**DOCUMENT EXCERPT:**
•••••
Reduce the dataset size for LLAMA2

Question

Reduce the dataset size for LLAMA2

arjunsuresh opened this issue 6 months ago · comments

I believe there is no need to run LLAMA2-70B model for 24576 samples. GPT-J-6B is run for 13368 samples, Stable diffusion is run for 5000 samples, 3d-unet is run for 43 samples and all other MLPerf inference models are way faster. In fact, LLAMA2-70B is at least an order of magnitude slower than any other MLPerf inference model. For coming rounds, we should reduce the LLAMA2-70B dataset size to some 4-digit number.

Anton Lokhmotov · Answer 1 · Tue Feb 27 2024 23:29:26 GMT+0800 (China Standard Time)
•••••
**SUPPLIED INFORMATION:**
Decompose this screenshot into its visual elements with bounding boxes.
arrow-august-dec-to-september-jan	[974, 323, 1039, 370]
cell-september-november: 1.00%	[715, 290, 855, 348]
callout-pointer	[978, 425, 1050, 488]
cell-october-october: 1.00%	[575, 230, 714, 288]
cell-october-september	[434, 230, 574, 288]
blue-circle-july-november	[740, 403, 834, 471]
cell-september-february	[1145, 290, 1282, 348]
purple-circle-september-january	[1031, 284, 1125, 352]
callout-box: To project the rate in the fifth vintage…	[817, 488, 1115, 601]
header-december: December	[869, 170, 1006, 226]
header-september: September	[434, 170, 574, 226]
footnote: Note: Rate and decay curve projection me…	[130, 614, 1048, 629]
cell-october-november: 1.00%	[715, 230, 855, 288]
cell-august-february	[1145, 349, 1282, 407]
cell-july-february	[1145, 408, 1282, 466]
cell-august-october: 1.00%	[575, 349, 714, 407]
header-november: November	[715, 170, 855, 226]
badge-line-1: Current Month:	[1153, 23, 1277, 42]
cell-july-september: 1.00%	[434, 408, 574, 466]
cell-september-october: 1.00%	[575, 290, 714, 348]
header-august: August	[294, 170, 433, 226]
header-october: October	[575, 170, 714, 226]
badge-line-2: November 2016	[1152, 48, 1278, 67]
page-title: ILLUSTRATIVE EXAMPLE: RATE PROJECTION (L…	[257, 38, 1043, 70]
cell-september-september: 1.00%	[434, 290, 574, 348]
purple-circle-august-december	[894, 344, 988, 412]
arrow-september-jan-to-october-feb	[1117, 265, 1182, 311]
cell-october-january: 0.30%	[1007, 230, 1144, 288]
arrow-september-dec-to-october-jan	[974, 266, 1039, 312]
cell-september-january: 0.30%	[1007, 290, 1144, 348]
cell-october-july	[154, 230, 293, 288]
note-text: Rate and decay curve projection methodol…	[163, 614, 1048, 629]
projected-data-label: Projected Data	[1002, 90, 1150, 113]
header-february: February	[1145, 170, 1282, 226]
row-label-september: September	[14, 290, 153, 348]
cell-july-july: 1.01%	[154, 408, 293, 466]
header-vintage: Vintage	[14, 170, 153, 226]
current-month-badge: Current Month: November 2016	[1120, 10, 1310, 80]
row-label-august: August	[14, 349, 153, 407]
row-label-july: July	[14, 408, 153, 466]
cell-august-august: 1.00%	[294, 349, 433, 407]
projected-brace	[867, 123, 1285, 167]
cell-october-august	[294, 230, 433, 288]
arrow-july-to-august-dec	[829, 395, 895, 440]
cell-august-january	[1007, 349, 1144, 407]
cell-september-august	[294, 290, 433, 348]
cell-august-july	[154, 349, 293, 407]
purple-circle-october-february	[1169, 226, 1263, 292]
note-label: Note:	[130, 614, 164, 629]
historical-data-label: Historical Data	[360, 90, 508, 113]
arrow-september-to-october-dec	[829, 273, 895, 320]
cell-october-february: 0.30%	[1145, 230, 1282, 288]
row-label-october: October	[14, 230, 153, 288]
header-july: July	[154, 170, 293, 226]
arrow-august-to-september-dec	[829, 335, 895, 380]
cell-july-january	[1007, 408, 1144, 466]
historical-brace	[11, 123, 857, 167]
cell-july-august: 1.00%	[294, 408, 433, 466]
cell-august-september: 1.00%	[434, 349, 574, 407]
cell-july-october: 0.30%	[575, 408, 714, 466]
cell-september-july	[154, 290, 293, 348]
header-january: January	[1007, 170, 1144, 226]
•••••
**YOUR TASKS:**
[A] Do these statements agree with the LLAMA2 dataset-size issue? (i) GPT-J-6B is run for 13368 samples. (ii) 3d-unet is run for 5000 samples. (iii) The issue proposes cutting the LLAMA2-70B dataset size to a 4-digit number. Answer yes or no for each, quoting the words of the issue that decide it.
[B] Can you write what comes next in the LLAMA2 dataset-size issue, picking up right after its last line?
None of the entries are needed here.

**OUTPUTS FOR THE TASKS:**
[A]
(i) Yes: "GPT-J-6B is run for 13368 samples"
(ii) No: "3d-unet is run for 43 samples"
(iii) Yes: "we should reduce the LLAMA2-70B dataset size to some 4-digit number"

[B]
Another idea would be to create a representative subset for performance runs, i.e. with sample distribution similar to the original dataset, but only 1/10th the size.

Arjun Suresh · Answer 2 · Tue Feb 27 2024 23:36:40 GMT+0800 (China Standard Time)

@psyhtest Thats a good option. But in LLAMA2 case the dataset is already a subset selection. So, it might be easier to reduce the dataset size itself though this means a new accuracy threshold.
If we use a different dataset for performance runs, TEST01 might be complicated when it gets introduced for LLAMA2.